*What is needed*.
Answer these questions from the article on the 1937 film Take a Chance:
(a) At which studios was the film made?
(b) Which actor plays Richard Carfax?
(c) What is Wilhelmina Ryde's occupation?

- Trade ad
- Directed by: Sinclair Hill
- Written by: G.H. Moresby-White; D. B. Wyndham-Lewis;
- Based on: Take a Chance by Walter Hackett
- Produced by: Harcourt Templeman
- Starring: Claude Hulbert; Binnie Hale; Henry Kendall; Enid Stamp-Taylor;
- Cinematography: John W. Boyle
- Edited by: Michael Hankinson
- Music by: John Reynders
- Production company: Grosvenor Films
- Distributed by: Associated British Film Distributors
- Release date: 14 January 1937;
- Running time: 73 minutes
- Country: United Kingdom
- Language: English

= Take a Chance (1937 film) =

1937 British comedy sports film

Take a Chance is a 1937 British comedy sports film directed by Sinclair Hill and starring Claude Hulbert, Binnie Hale and Henry Kendall. It was written by G.H. Moresby-White and D. B. Wyndham-Lewis based on the 1931 play of the same title by Walter Hackett. The film was reissued in 1945.

==Synopsis==
The cynical Richard Carfax develops a relationship with Cicely Burton, the wife of a race horse owner, in order to get inside information on a horse named 'Take a Chance' which is considered to be the favorite in an upcoming race. Her suspicious husband hires Alastair Pallivant, an incompetent tipster and part-time detective, to tail her and swears that he will scratch the horse from the race if he uncovers evidence about Carfax and his wife. Having his own private arrangement with a betting gang, Pallivant does everything he can to prevent the favourite from running. However, he encounters the equally determined Wilhelmina Ryde, a garage owner who stands to win heavily if the favorite rides to victory.

==Main cast==
- Claude Hulbert as Alastair Pallivant
- Binnie Hale as Wilhelmina Ryde
- Henry Kendall as Archie Burton
- Enid Stamp-Taylor as Cicely Burton
- Gwen Farrar as Lady Meriton
- Jack Barty as Joe Cooper
- Harry Tate as Sergeant Tugday
- Guy Middleton as Richard Carfax
- Kynaston Reeves as Blinkers Grayson

==Production==
The film was made at Ealing Studios by the independent production company Grosvenor Films, with sets were designed by the art director Aubrey Hammond.

== Reception ==
Kine Weekly wrote: "The plot contains a number of good twists, but neither the stars not the director take tull advantage of the laughter-making. Here and there the film amuses and the culminating race scene is both thrilling and exhilarating but as a whole the entertainment is anything but a riot."

The Daily Film Renter wrote: "Put over on broad lines, with abundance of farcical content, action is climaxed with fairly exciting race sequence, and affords Claude Hulbert opportunities for familiar fooling, Harry Tate abetting as musical-comedy policeman. Agreeably staged, acceptable offering for masses."

*Source data*.
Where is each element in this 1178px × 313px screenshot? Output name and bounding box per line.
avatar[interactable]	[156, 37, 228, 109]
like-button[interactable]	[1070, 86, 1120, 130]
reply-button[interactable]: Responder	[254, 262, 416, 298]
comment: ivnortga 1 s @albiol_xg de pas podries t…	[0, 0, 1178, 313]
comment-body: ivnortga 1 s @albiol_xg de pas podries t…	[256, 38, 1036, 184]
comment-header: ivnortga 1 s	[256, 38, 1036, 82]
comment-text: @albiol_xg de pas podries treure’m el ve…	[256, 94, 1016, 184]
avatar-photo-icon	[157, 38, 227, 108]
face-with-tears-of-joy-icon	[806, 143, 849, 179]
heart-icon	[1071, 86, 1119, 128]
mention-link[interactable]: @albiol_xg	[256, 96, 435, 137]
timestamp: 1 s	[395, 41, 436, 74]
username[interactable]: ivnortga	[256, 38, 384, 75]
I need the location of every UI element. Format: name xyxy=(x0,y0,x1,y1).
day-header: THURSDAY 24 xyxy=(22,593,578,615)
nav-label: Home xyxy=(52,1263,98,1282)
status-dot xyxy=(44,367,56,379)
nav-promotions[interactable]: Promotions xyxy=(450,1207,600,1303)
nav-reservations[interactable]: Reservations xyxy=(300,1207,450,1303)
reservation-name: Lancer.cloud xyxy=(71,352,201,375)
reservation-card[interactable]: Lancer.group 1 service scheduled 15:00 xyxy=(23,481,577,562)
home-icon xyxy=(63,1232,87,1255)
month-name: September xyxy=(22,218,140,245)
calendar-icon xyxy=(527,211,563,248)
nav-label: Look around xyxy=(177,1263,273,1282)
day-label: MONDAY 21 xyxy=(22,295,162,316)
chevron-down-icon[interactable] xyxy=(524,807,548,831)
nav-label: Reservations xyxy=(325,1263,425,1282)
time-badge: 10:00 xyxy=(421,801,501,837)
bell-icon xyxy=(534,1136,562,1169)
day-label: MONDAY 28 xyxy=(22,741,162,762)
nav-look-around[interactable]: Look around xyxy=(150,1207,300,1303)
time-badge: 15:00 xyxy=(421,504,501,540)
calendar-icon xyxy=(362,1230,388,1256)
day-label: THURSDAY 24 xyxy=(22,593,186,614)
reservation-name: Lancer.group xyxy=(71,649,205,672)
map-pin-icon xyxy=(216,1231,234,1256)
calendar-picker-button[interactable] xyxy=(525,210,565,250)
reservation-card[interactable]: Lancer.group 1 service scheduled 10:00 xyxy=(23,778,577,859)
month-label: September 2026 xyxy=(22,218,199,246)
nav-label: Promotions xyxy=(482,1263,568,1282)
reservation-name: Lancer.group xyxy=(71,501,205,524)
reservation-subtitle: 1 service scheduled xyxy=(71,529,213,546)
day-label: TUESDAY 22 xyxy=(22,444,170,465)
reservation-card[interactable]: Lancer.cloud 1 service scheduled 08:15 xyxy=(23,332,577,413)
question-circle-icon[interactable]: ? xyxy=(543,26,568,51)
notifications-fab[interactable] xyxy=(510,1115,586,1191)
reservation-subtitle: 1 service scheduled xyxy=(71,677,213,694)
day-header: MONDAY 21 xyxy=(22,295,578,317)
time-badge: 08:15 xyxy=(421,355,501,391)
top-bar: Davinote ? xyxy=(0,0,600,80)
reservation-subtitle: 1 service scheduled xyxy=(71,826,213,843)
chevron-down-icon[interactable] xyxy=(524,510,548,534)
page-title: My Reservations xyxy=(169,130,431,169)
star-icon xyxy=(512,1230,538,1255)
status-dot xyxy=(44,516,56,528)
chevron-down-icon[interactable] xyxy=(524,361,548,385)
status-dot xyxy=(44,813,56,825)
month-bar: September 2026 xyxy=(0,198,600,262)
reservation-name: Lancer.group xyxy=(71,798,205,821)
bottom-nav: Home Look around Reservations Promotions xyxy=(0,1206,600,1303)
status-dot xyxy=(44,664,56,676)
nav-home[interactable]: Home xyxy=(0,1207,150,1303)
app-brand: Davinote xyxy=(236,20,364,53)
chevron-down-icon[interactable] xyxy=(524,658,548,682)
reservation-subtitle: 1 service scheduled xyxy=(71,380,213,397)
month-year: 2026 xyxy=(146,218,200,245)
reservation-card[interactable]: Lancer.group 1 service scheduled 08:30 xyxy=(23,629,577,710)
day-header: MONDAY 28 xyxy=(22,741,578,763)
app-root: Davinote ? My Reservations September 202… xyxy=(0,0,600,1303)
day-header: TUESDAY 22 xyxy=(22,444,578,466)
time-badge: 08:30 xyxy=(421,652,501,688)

*Written response*.
(a) Ealing Studios
(b) Guy Middleton
(c) She is a garage owner.